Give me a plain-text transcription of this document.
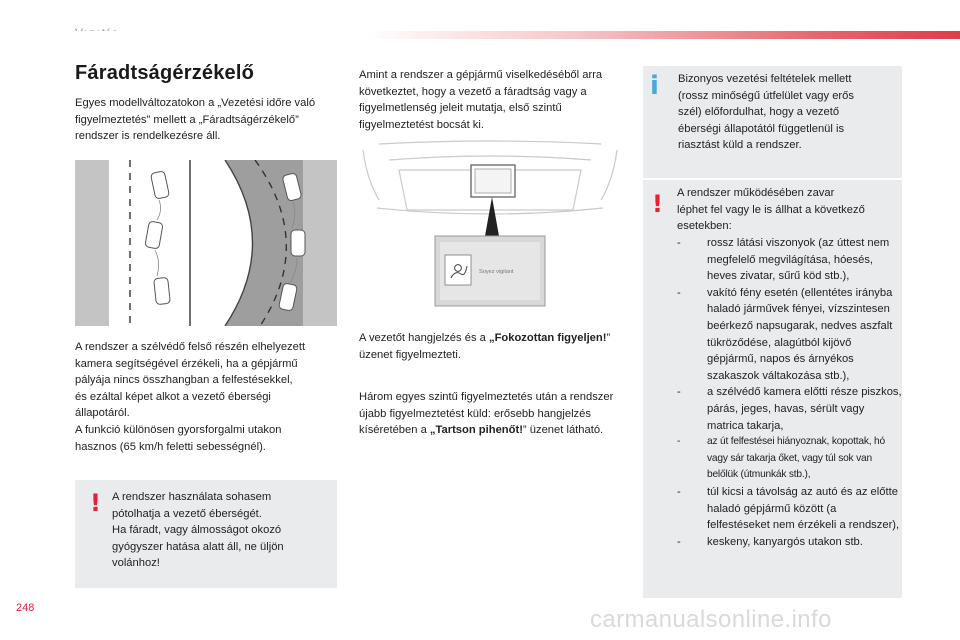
Fáradtságérzékelő
Egyes modellváltozatokon a „Vezetési időre való figyelmeztetés” mellett a „Fáradtságérzékelő” rendszer is rendelkezésre áll.
A rendszer a szélvédő felső részén elhelyezett
kamera segítségével érzékeli, ha a gépjármű
pályája nincs összhangban a felfestésekkel,
és ezáltal képet alkot a vezető éberségi
állapotáról.
A funkció különösen gyorsforgalmi utakon
hasznos (65 km/h feletti sebességnél).
! A rendszer használata sohasem
pótolhatja a vezető éberségét.
Ha fáradt, vagy álmosságot okozó
gyógyszer hatása alatt áll, ne üljön
volánhoz!
Amint a rendszer a gépjármű viselkedéséből arra következtet, hogy a vezető a fáradtság vagy a figyelmetlenség jeleit mutatja, első szintű figyelmeztetést bocsát ki.
Soyez vigilant
A vezetőt hangjelzés és a „Fokozottan figyeljen!” üzenet figyelmezteti.
Három egyes szintű figyelmeztetés után a rendszer újabb figyelmeztetést küld: erősebb hangjelzés kíséretében a „Tartson pihenőt!” üzenet látható.
i	Bizonyos vezetési feltételek mellett
(rossz minőségű útfelület vagy erős
szél) előfordulhat, hogy a vezető
éberségi állapotától függetlenül is
riasztást küld a rendszer.
! A rendszer működésében zavar
léphet fel vagy le is állhat a következő
esetekben:
- rossz látási viszonyok (az úttest nem megfelelő megvilágítása, hóesés, heves zivatar, sűrű köd stb.),
- vakító fény esetén (ellentétes irányba haladó járművek fényei, vízszintesen beérkező napsugarak, nedves aszfalt tükröződése, alagútból kijövő gépjármű, napos és árnyékos szakaszok váltakozása stb.),
- a szélvédő kamera előtti része piszkos, párás, jeges, havas, sérült vagy matrica takarja,
-	az út felfestései hiányoznak, kopottak, hó vagy sár takarja őket, vagy túl sok van belőlük (útmunkák stb.),
- túl kicsi a távolság az autó és az előtte haladó gépjármű között (a felfestéseket nem érzékeli a rendszer),
- keskeny, kanyargós utakon stb.
248	carmanualsonline.info
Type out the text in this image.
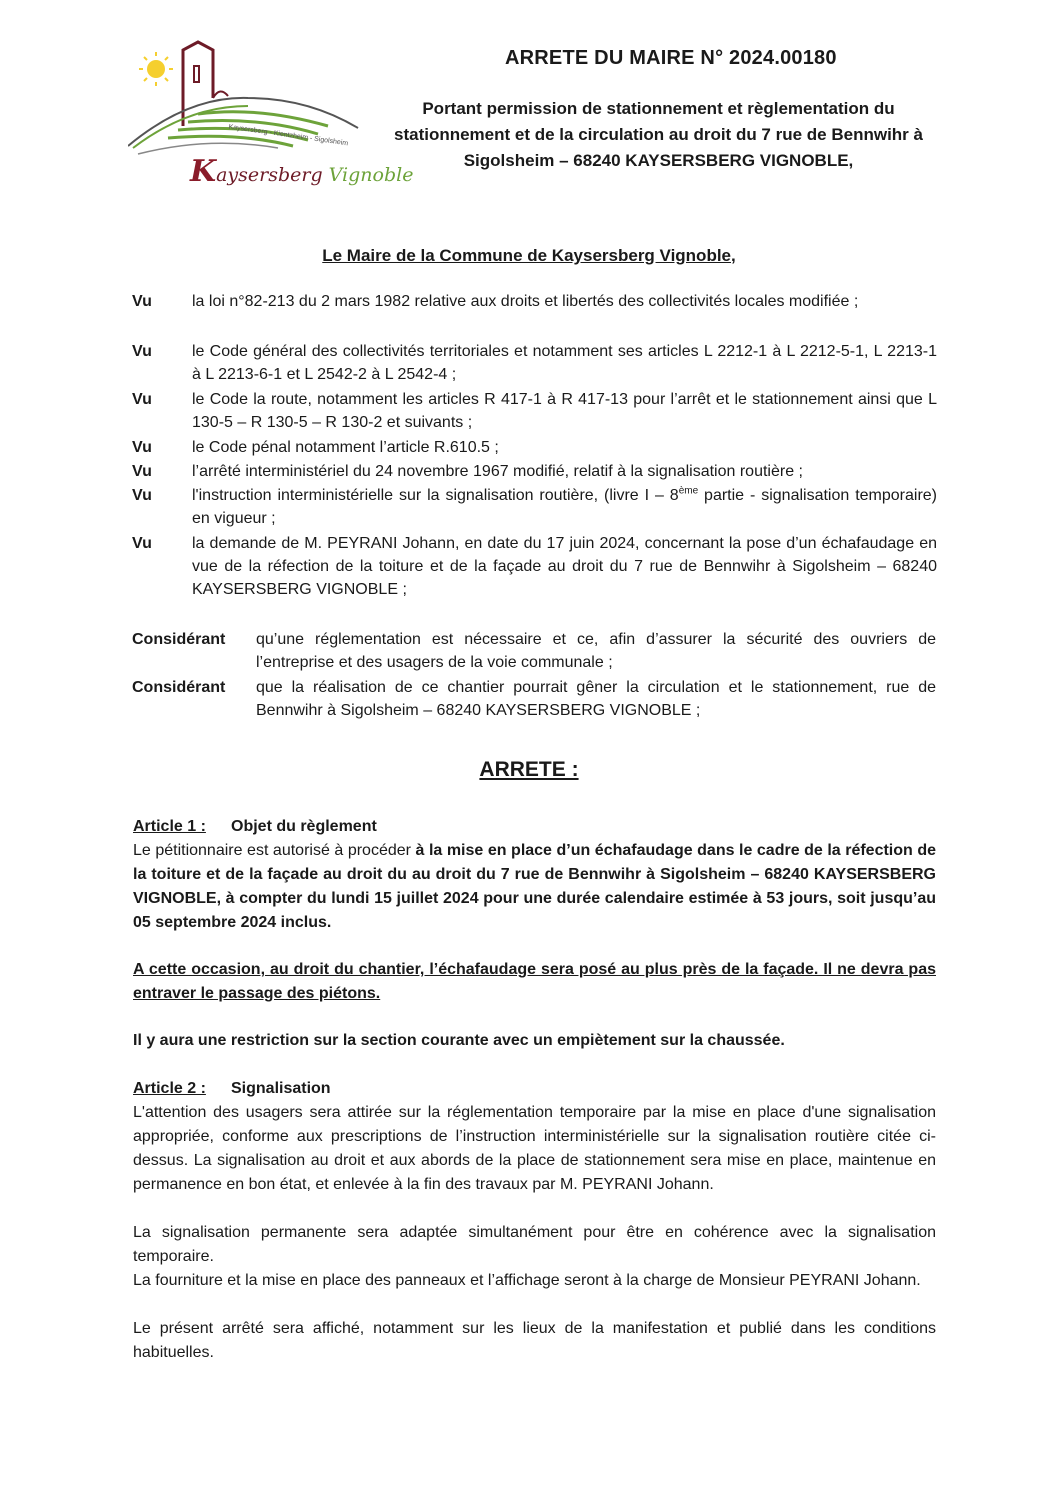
Kaysersberg - Kientzheim - Sigolsheim
Kaysersberg Vignoble
ARRETE DU MAIRE N° 2024.00180
Portant permission de stationnement et règlementation du stationnement et de la circulation au droit du 7 rue de Bennwihr à Sigolsheim – 68240 KAYSERSBERG VIGNOBLE,
Le Maire de la Commune de Kaysersberg Vignoble,
Vu	la loi n°82-213 du 2 mars 1982 relative aux droits et libertés des collectivités locales modifiée ;
Vu	le Code général des collectivités territoriales et notamment ses articles L 2212-1 à L 2212-5-1, L 2213-1 à L 2213-6-1 et L 2542-2 à L 2542-4 ;
Vu	le Code la route, notamment les articles R 417-1 à R 417-13 pour l’arrêt et le stationnement ainsi que L 130-5 – R 130-5 – R 130-2 et suivants ;
Vu	le Code pénal notamment l’article R.610.5 ;
Vu	l’arrêté interministériel du 24 novembre 1967 modifié, relatif à la signalisation routière ;
Vu	l'instruction interministérielle sur la signalisation routière, (livre I – 8ème partie - signalisation temporaire) en vigueur ;
Vu	la demande de M. PEYRANI Johann, en date du 17 juin 2024, concernant la pose d’un échafaudage en vue de la réfection de la toiture et de la façade au droit du 7 rue de Bennwihr à Sigolsheim – 68240 KAYSERSBERG VIGNOBLE ;
Considérant qu’une réglementation est nécessaire et ce, afin d’assurer la sécurité des ouvriers de l’entreprise et des usagers de la voie communale ;
Considérant que la réalisation de ce chantier pourrait gêner la circulation et le stationnement, rue de Bennwihr à Sigolsheim – 68240 KAYSERSBERG VIGNOBLE ;
ARRETE :
Article 1 : Objet du règlement
Le pétitionnaire est autorisé à procéder à la mise en place d’un échafaudage dans le cadre de la réfection de la toiture et de la façade au droit du au droit du 7 rue de Bennwihr à Sigolsheim – 68240 KAYSERSBERG VIGNOBLE, à compter du lundi 15 juillet 2024 pour une durée calendaire estimée à 53 jours, soit jusqu’au 05 septembre 2024 inclus.
A cette occasion, au droit du chantier, l’échafaudage sera posé au plus près de la façade. Il ne devra pas entraver le passage des piétons.
Il y aura une restriction sur la section courante avec un empiètement sur la chaussée.
Article 2 : Signalisation
L'attention des usagers sera attirée sur la réglementation temporaire par la mise en place d'une signalisation appropriée, conforme aux prescriptions de l’instruction interministérielle sur la signalisation routière citée ci-dessus. La signalisation au droit et aux abords de la place de stationnement sera mise en place, maintenue en permanence en bon état, et enlevée à la fin des travaux par M. PEYRANI Johann.
La signalisation permanente sera adaptée simultanément pour être en cohérence avec la signalisation temporaire.
La fourniture et la mise en place des panneaux et l’affichage seront à la charge de Monsieur PEYRANI Johann.
Le présent arrêté sera affiché, notamment sur les lieux de la manifestation et publié dans les conditions habituelles.
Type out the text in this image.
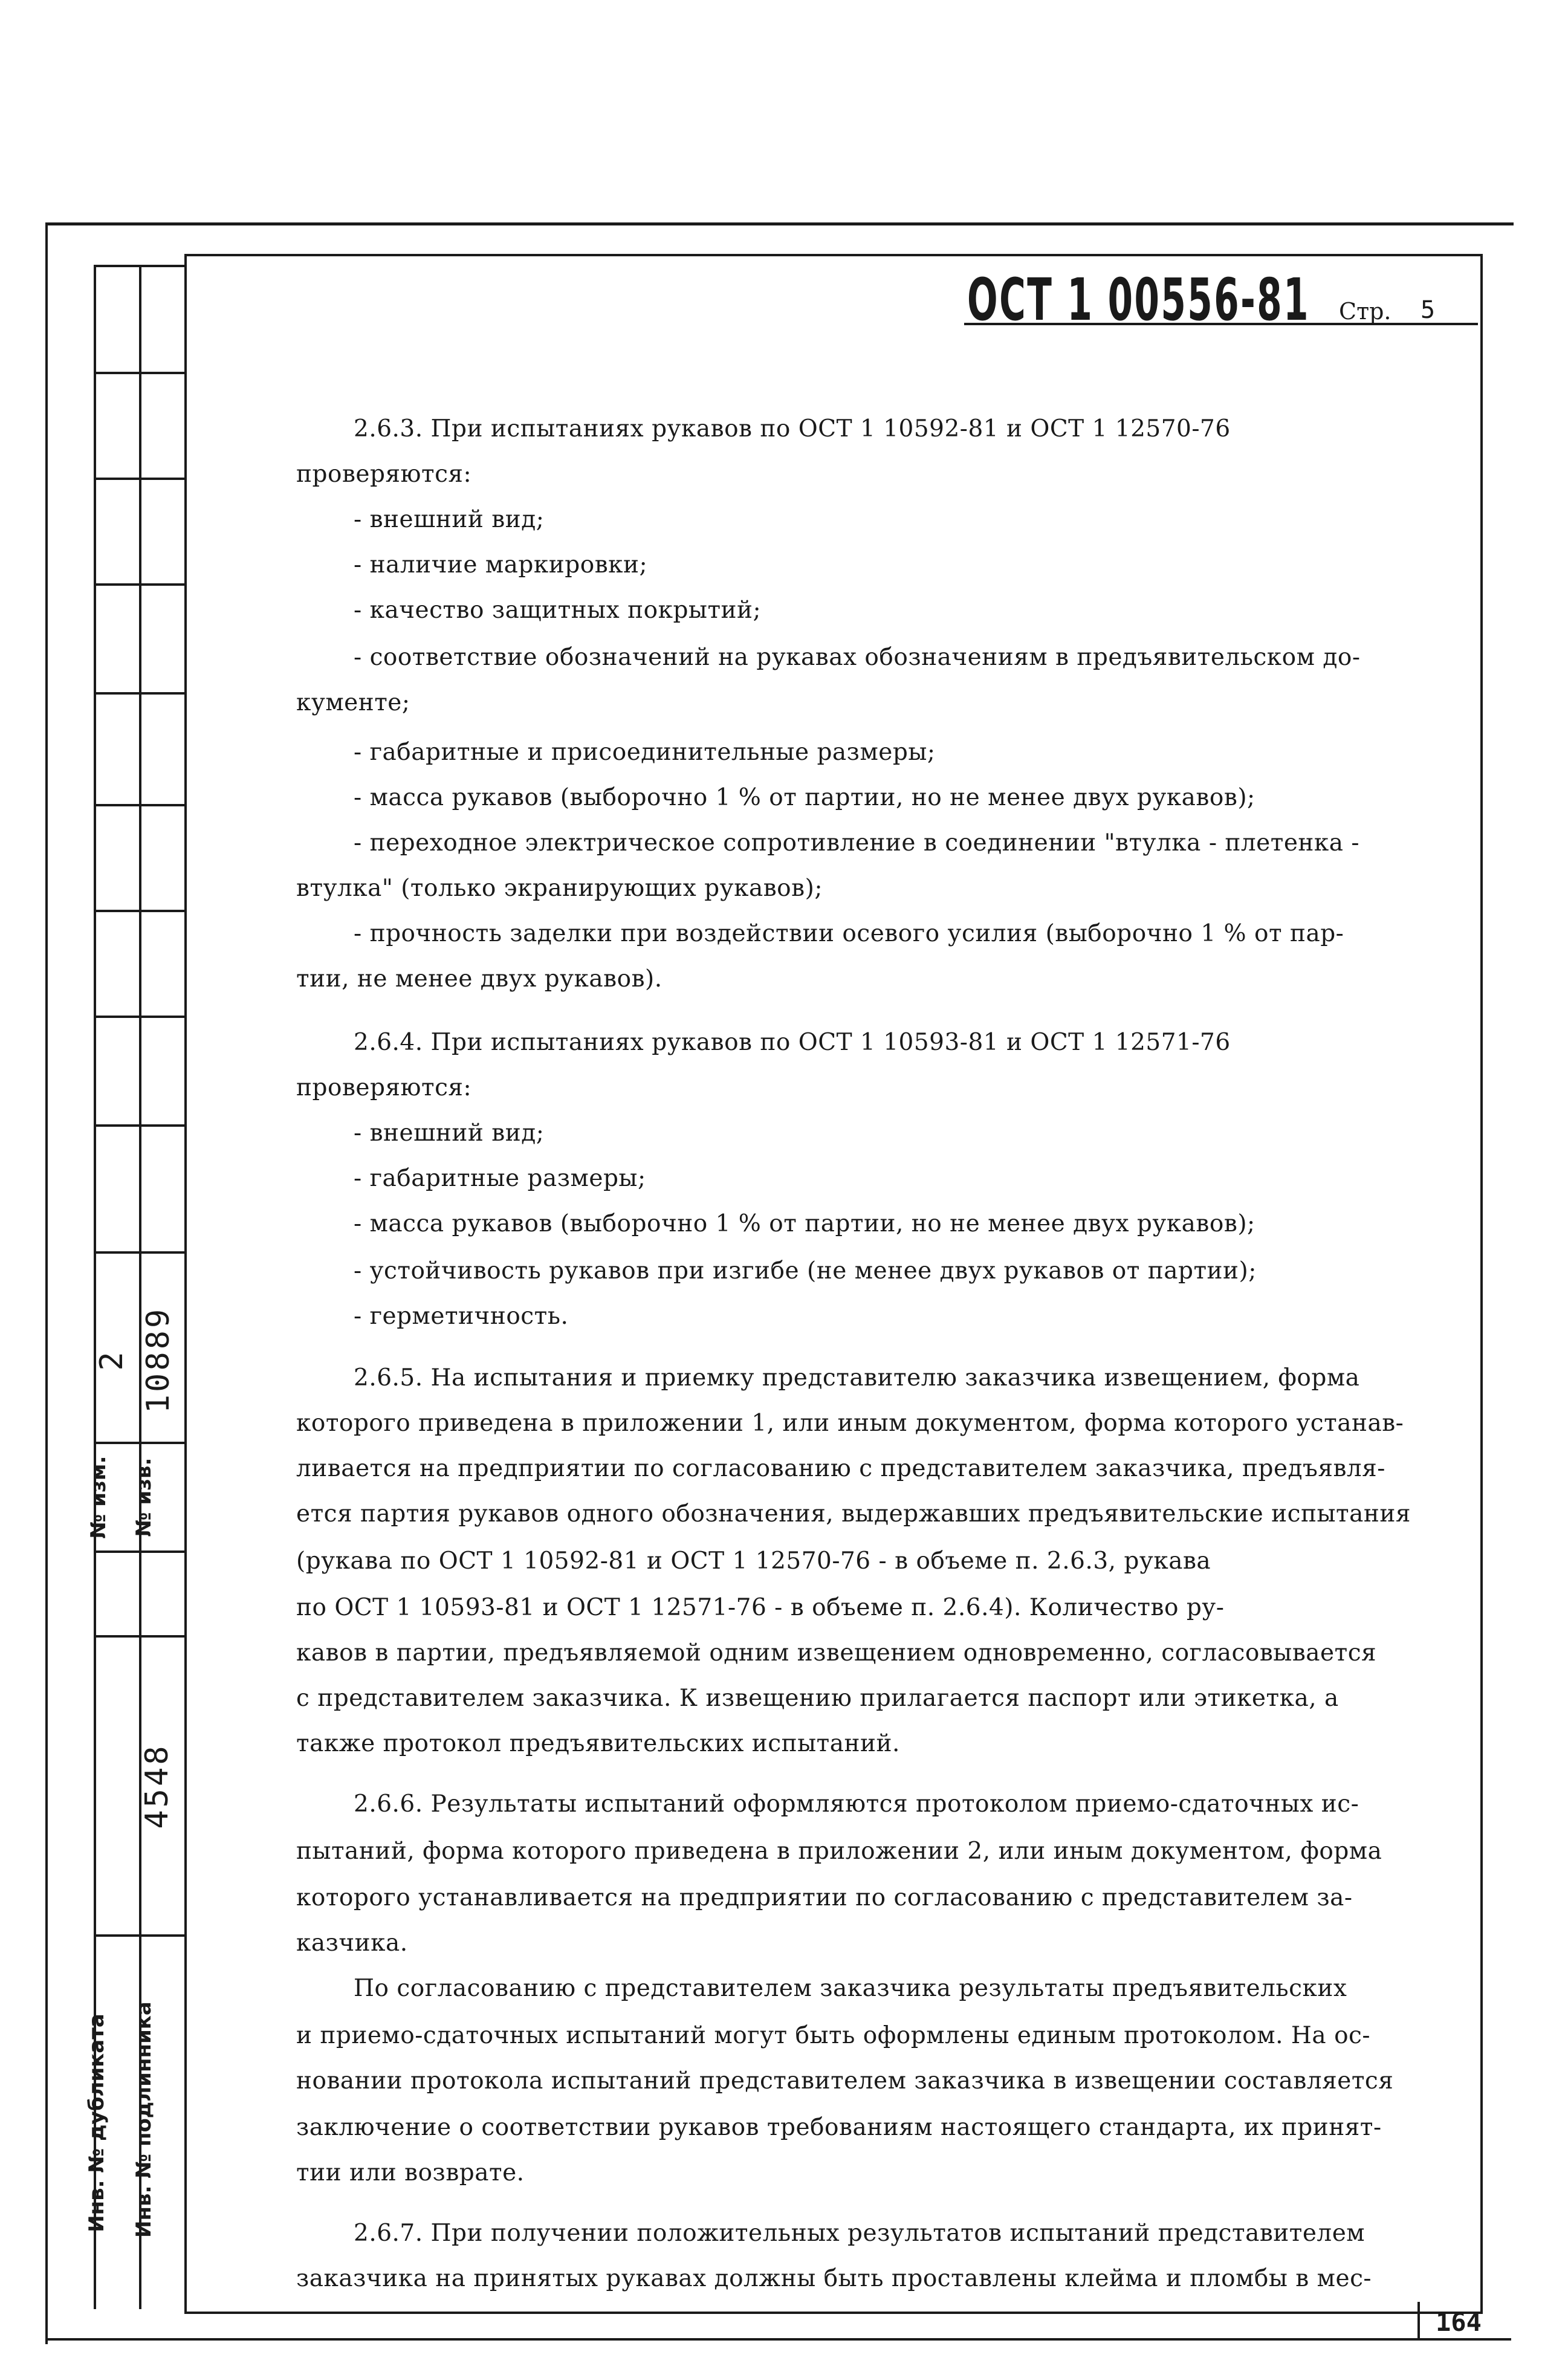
2 10889
№ изм. № изв.
4548
Инв. № дубликата Инв. № подлинника
ОСТ 1 00556-81 Стр. 5
2.6.3. При испытаниях рукавов по ОСТ 1 10592-81 и ОСТ 1 12570-76
проверяются:
- внешний вид;
- наличие маркировки;
- качество защитных покрытий;
- соответствие обозначений на рукавах обозначениям в предъявительском до-
кументе;
- габаритные и присоединительные размеры;
- масса рукавов (выборочно 1 % от партии, но не менее двух рукавов);
- переходное электрическое сопротивление в соединении "втулка - плетенка -
втулка" (только экранирующих рукавов);
- прочность заделки при воздействии осевого усилия (выборочно 1 % от пар-
тии, не менее двух рукавов).
2.6.4. При испытаниях рукавов по ОСТ 1 10593-81 и ОСТ 1 12571-76
проверяются:
- внешний вид;
- габаритные размеры;
- масса рукавов (выборочно 1 % от партии, но не менее двух рукавов);
- устойчивость рукавов при изгибе (не менее двух рукавов от партии);
- герметичность.
2.6.5. На испытания и приемку представителю заказчика извещением, форма
которого приведена в приложении 1, или иным документом, форма которого устанав-
ливается на предприятии по согласованию с представителем заказчика, предъявля-
ется партия рукавов одного обозначения, выдержавших предъявительские испытания
(рукава по ОСТ 1 10592-81 и ОСТ 1 12570-76 - в объеме п. 2.6.3, рукава
по ОСТ 1 10593-81 и ОСТ 1 12571-76 - в объеме п. 2.6.4). Количество ру-
кавов в партии, предъявляемой одним извещением одновременно, согласовывается
с представителем заказчика. К извещению прилагается паспорт или этикетка, а
также протокол предъявительских испытаний.
2.6.6. Результаты испытаний оформляются протоколом приемо-сдаточных ис-
пытаний, форма которого приведена в приложении 2, или иным документом, форма
которого устанавливается на предприятии по согласованию с представителем за-
казчика.
По согласованию с представителем заказчика результаты предъявительских
и приемо-сдаточных испытаний могут быть оформлены единым протоколом. На ос-
новании протокола испытаний представителем заказчика в извещении составляется
заключение о соответствии рукавов требованиям настоящего стандарта, их принят-
тии или возврате.
2.6.7. При получении положительных результатов испытаний представителем
заказчика на принятых рукавах должны быть проставлены клейма и пломбы в мес-
164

------------------------------

## Task
From the records, copy every line that has the string "mellett" in it.

## Exercise response
Egyes modellváltozatokon a „Vezetési időre való figyelmeztetés” mellett a „Fáradtságérzékelő” rendszer is rendelkezésre áll.
i	Bizonyos vezetési feltételek mellett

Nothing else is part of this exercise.